FIG. 1 is a side elevational view which illustrates several panel assemblies joined together to define at least part of an upright space-dividing wall system;
FIG. 2 is an enlarged exploded view of a wall panel connector post incorporating the glide assembly according to the invention;
FIG. 3 is an enlarged fragmentary view of the lower end of the connector post shown in FIG. 2;
FIG. 4 is an enlarged fragmentary view of the end of the connector post rotated 90 degrees from the position illustrated in FIG. 3;
FIG. 5 is an enlarged perspective view of the housing of the glide assembly;
FIG. 6 is an enlarged top view of the housing of FIG. 5;
FIG. 7 is an enlarged cross-sectional view taken generally along line 7-7 in FIG. 6;
FIG. 8 is an enlarged side view of the housing of FIG. 5;
FIG. 9 is an enlarged fragmentary view of the lower end of the connector post and glide assembly;
FIG. 10 is an enlarged fragmentary view of the connector post and glide assembly rotated 90 degrees from the position illustrated in FIG. 9;
FIG. 11 is an enlarged transverse cross-sectional view of the connector post and glide assembly during mounting of the glide assembly to the connector post;
FIG. 12 is an enlarged transverse cross-sectional view of the connector post and glide assembly similar to FIG. 11, but taken generally along line 12-12 in FIG. 9 after the locking plate of the glide assembly is locked into position within the connector post; and
FIG. 13 is an enlarged longitudinal cross-sectional view of the connector post and glide assembly.
 Certain terminology will be used in the following description for convenience in reference only, and will not be limiting. For example, the words “upwardly”, “downwardly”, “rightwardly” and “leftwardly” will refer to directions in the drawings to which reference is made. The words “inwardly” and “outwardly” will refer to directions toward and away from, respectively, the geometric center of the arrangement and designated parts thereof. Said terminology will include the words specifically mentioned, derivatives thereof, and words of similar import.
 Referring to FIG. 1, there is illustrated an upright space-dividing wall system 11, which system 11 is formed from a plurality of upright space-dividing panel assemblies 12 joined together in a series arrangement to define individual workstations. The panel assemblies 12 are typically joined in either aligned (i.e. end-to-end) relationship, or in perpendicular relationship with end edges of two panel assemblies 12 being disposed closely adjacent one another, such arrangements being conventional. The individual panel assemblies 12 typically have a height which is significantly less than floor-to-ceiling height, whereby the panel assemblies 12 are supported on and project upwardly from the floor, with upper edges of the panel assemblies 12 being spaced downwardly a significant distance from the ceiling. The sizes of such panel assemblies, in terms of widths and heights, are conventional. In the illustrated space-dividing wall system 11, each pair of adjacent aligned panel assemblies 12 are connected together by a connector post arrangement 13 which mounts therein a glide assembly 14 according to the invention.

### Dataset extract:
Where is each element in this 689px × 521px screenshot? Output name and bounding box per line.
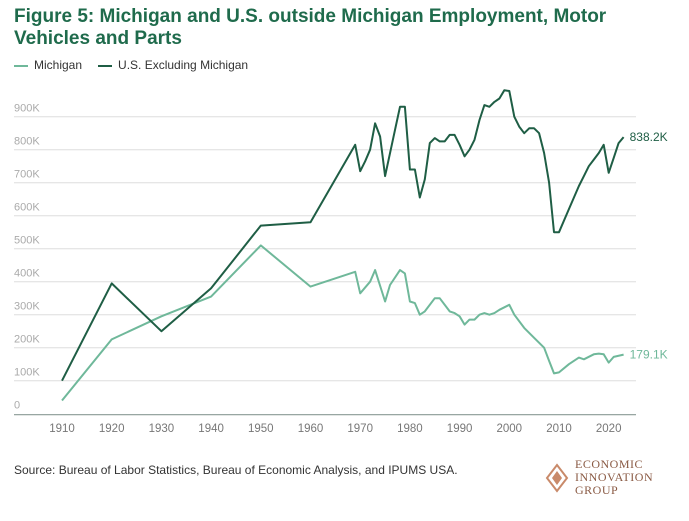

### Actions to take:
**a.** List every figure that the wall-panel passage describes as an enlarged fragmentary view.
**b.** Answer these from the wall-panel passage:
(i) By how many degrees is the end of the connector post in FIG. 4 rotated from its position in FIG. 3?
(ii) What directions do the words "inwardly" and "outwardly" refer to?
(iii) What connects each pair of adjacent aligned panel assemblies in the illustrated wall system?
**c.** Reproduce the wall-panel passage word for word, starting at "Certain terminology will" and ending at "of similar import.".

### The solutions:
**a.** FIG. 3, FIG. 4, FIG. 9, FIG. 10

**b.**
(i) 90 degrees
(ii) Directions toward and away from, respectively, the geometric center of the arrangement and designated parts thereof
(iii) A connector post arrangement 13, which mounts a glide assembly 14

**c.**
Certain terminology will be used in the following description for convenience in reference only, and will not be limiting. For example, the words “upwardly”, “downwardly”, “rightwardly” and “leftwardly” will refer to directions in the drawings to which reference is made. The words “inwardly” and “outwardly” will refer to directions toward and away from, respectively, the geometric center of the arrangement and designated parts thereof. Said terminology will include the words specifically mentioned, derivatives thereof, and words of similar import.